* EXCERPTED RECORDS
*-*-*

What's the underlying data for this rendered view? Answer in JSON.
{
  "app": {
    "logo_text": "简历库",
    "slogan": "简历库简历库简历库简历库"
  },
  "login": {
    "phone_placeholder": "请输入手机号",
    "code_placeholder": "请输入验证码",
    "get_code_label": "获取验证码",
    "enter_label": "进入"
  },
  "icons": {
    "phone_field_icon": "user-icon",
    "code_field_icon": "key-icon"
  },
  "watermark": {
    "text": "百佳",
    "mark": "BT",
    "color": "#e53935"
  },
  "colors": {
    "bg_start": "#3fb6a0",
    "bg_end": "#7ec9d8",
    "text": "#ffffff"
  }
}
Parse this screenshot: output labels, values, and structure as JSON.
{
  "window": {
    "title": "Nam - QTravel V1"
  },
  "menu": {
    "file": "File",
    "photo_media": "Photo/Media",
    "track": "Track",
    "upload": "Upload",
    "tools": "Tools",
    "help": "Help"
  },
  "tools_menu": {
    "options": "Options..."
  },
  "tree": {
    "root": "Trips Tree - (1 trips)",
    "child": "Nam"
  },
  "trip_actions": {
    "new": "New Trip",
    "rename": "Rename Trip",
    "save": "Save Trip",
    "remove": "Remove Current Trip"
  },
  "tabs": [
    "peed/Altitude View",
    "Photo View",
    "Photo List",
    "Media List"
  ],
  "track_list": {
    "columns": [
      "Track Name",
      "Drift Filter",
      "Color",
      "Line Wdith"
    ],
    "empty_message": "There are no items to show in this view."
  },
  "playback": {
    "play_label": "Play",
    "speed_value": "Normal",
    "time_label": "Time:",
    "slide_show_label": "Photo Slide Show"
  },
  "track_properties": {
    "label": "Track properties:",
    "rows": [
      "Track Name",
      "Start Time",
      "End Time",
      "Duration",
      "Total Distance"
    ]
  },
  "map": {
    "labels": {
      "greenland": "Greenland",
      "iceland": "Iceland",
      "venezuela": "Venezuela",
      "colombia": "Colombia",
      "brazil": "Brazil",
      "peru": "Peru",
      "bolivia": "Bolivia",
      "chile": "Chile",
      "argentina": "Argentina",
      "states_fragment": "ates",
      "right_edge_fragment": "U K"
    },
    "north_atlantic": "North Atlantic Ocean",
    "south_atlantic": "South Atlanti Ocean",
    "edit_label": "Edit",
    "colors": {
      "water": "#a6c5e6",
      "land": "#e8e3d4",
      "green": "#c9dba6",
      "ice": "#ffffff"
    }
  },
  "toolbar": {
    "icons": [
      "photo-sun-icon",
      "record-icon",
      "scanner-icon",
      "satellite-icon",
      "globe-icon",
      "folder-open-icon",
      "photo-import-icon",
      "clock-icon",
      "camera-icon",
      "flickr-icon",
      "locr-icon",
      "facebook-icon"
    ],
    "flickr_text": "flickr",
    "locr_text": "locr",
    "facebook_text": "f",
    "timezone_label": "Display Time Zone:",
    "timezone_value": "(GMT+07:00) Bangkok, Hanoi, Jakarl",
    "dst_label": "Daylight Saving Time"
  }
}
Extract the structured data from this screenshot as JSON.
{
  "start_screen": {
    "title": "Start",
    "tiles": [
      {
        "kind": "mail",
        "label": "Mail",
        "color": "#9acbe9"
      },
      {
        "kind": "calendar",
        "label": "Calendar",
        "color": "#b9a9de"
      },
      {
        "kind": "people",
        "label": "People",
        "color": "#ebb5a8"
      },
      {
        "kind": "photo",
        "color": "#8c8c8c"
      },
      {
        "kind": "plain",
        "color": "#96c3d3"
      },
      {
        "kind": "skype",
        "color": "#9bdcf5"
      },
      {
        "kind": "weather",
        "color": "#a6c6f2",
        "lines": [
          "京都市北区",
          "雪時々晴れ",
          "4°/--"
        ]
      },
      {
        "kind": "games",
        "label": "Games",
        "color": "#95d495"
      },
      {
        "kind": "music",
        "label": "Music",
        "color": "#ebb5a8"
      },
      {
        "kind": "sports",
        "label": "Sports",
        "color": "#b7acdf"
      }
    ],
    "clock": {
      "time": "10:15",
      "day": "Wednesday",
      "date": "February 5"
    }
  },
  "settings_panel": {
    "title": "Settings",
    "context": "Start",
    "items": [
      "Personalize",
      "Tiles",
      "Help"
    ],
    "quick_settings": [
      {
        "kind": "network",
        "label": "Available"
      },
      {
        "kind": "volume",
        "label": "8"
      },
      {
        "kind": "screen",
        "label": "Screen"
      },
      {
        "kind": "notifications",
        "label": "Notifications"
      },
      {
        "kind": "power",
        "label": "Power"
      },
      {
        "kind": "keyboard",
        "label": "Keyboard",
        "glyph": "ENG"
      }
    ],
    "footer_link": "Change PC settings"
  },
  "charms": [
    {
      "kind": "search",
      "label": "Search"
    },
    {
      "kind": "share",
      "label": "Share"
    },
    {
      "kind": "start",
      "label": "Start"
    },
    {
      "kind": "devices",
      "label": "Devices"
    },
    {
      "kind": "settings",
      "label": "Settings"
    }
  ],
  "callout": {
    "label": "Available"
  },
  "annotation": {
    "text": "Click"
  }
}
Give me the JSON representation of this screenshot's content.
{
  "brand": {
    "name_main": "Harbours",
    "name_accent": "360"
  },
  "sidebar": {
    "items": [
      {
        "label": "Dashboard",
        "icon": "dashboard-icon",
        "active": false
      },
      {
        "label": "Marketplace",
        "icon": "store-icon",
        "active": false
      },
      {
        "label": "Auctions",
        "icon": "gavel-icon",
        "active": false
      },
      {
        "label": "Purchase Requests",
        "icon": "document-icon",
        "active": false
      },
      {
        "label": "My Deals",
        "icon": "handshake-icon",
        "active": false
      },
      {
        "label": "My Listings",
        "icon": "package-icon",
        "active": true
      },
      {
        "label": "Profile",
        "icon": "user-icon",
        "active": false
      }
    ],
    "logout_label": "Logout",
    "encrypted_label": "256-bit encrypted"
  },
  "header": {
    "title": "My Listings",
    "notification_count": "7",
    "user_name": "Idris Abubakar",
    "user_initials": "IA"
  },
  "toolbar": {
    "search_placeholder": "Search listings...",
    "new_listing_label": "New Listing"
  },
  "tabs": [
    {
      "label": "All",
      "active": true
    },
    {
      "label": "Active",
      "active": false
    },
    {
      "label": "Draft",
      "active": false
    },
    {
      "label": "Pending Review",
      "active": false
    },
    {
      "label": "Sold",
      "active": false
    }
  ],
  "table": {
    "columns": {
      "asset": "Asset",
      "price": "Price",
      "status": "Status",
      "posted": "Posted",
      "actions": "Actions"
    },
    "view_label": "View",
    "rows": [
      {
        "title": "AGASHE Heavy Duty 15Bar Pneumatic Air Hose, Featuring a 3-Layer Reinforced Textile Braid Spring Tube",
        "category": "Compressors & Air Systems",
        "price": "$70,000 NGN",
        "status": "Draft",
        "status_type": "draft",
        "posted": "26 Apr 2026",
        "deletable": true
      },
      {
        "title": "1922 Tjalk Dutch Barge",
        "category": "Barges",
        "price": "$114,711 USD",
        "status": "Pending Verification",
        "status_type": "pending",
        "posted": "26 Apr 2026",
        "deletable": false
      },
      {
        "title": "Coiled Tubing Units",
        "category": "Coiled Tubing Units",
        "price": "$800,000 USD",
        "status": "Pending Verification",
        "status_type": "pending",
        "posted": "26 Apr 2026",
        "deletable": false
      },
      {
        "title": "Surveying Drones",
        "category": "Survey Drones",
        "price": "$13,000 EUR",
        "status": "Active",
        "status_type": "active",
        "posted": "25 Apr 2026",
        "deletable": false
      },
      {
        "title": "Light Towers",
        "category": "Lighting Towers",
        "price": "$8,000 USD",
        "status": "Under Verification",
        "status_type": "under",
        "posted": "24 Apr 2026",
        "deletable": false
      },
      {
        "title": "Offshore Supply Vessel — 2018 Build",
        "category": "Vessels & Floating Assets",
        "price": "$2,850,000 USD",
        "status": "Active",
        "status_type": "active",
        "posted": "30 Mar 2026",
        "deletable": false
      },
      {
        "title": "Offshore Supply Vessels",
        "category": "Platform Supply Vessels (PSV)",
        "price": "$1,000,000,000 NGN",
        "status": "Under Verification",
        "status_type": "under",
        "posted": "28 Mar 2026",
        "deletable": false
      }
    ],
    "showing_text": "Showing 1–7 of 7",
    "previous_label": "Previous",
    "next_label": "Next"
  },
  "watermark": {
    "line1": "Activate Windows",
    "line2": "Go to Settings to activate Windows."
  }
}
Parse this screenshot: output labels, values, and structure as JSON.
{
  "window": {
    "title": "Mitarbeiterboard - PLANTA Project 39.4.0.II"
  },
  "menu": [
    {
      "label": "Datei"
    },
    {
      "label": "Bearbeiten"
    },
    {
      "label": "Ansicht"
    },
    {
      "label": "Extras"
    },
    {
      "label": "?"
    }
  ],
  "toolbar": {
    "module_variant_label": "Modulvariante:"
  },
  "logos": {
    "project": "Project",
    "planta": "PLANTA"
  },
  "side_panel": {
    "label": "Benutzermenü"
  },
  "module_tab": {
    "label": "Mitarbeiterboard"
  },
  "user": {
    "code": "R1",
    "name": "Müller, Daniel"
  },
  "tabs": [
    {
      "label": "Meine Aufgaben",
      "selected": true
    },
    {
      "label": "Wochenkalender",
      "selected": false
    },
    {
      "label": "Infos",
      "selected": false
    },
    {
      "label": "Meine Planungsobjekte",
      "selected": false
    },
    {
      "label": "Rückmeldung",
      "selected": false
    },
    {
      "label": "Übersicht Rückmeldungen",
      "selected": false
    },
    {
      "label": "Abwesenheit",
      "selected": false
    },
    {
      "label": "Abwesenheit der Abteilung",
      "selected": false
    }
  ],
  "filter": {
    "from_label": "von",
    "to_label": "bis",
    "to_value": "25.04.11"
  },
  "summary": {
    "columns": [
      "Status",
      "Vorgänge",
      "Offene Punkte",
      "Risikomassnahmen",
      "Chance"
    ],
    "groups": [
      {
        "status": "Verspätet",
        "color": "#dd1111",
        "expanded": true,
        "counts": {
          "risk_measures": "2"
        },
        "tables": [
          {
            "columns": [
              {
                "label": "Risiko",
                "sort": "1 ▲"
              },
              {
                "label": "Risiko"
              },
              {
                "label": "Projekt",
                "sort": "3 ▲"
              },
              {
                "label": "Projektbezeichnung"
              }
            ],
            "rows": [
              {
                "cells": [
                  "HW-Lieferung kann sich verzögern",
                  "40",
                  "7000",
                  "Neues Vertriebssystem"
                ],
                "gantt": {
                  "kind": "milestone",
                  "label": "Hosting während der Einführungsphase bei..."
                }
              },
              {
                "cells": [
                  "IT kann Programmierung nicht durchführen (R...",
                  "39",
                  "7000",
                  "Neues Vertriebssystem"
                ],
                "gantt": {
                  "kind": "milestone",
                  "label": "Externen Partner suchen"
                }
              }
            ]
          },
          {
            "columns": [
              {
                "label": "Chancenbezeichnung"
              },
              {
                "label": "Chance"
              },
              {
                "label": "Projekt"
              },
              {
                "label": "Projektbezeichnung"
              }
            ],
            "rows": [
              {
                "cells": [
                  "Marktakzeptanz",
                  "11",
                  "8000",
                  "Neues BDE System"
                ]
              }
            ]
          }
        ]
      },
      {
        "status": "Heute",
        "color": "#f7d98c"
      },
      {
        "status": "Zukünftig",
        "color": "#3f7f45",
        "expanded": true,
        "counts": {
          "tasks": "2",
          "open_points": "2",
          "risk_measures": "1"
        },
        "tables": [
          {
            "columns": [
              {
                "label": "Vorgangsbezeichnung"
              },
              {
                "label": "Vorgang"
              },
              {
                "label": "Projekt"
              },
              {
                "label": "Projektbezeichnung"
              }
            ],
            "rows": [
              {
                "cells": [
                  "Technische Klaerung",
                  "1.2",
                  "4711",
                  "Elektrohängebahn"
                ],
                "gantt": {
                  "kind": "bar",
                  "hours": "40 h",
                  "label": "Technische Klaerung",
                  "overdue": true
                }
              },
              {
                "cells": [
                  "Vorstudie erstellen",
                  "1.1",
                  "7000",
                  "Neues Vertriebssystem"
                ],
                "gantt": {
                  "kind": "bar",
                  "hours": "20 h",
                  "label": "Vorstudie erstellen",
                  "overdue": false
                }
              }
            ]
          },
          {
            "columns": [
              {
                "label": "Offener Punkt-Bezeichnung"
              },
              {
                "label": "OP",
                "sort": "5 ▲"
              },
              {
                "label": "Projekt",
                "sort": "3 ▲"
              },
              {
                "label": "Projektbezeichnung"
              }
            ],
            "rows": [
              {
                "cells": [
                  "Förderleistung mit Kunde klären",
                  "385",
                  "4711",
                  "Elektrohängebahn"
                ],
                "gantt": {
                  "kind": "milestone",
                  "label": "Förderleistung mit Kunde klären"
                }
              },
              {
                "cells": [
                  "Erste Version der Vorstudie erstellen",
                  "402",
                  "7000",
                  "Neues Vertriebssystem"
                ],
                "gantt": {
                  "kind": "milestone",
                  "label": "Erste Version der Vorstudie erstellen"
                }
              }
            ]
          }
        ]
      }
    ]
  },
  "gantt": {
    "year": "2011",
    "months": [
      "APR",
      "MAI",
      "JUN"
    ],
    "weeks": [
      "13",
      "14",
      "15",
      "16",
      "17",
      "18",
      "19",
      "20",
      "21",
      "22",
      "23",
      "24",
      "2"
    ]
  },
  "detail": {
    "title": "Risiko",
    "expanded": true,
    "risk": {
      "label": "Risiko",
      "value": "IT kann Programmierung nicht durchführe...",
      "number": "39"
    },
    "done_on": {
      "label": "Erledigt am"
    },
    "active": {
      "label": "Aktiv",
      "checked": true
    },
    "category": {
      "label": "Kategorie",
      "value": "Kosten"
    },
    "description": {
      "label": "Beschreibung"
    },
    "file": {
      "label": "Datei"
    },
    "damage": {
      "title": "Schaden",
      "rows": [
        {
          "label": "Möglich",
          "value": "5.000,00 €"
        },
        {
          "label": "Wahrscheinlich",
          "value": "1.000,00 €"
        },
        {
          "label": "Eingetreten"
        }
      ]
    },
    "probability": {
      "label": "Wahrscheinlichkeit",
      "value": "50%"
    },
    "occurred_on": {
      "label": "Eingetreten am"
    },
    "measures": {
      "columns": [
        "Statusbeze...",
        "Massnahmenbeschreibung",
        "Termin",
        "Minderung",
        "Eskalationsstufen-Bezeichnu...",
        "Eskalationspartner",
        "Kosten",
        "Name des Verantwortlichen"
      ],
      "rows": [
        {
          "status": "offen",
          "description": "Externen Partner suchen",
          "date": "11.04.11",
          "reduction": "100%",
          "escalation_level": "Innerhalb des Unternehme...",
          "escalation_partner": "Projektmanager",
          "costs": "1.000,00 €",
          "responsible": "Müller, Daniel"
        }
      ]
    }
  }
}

*-*-*

* JOB
Single out each line of the records above with the string "Externen" in it, and copy it.

* OUTPUT BELOW
                  "label": "Externen Partner suchen"
          "description": "Externen Partner suchen",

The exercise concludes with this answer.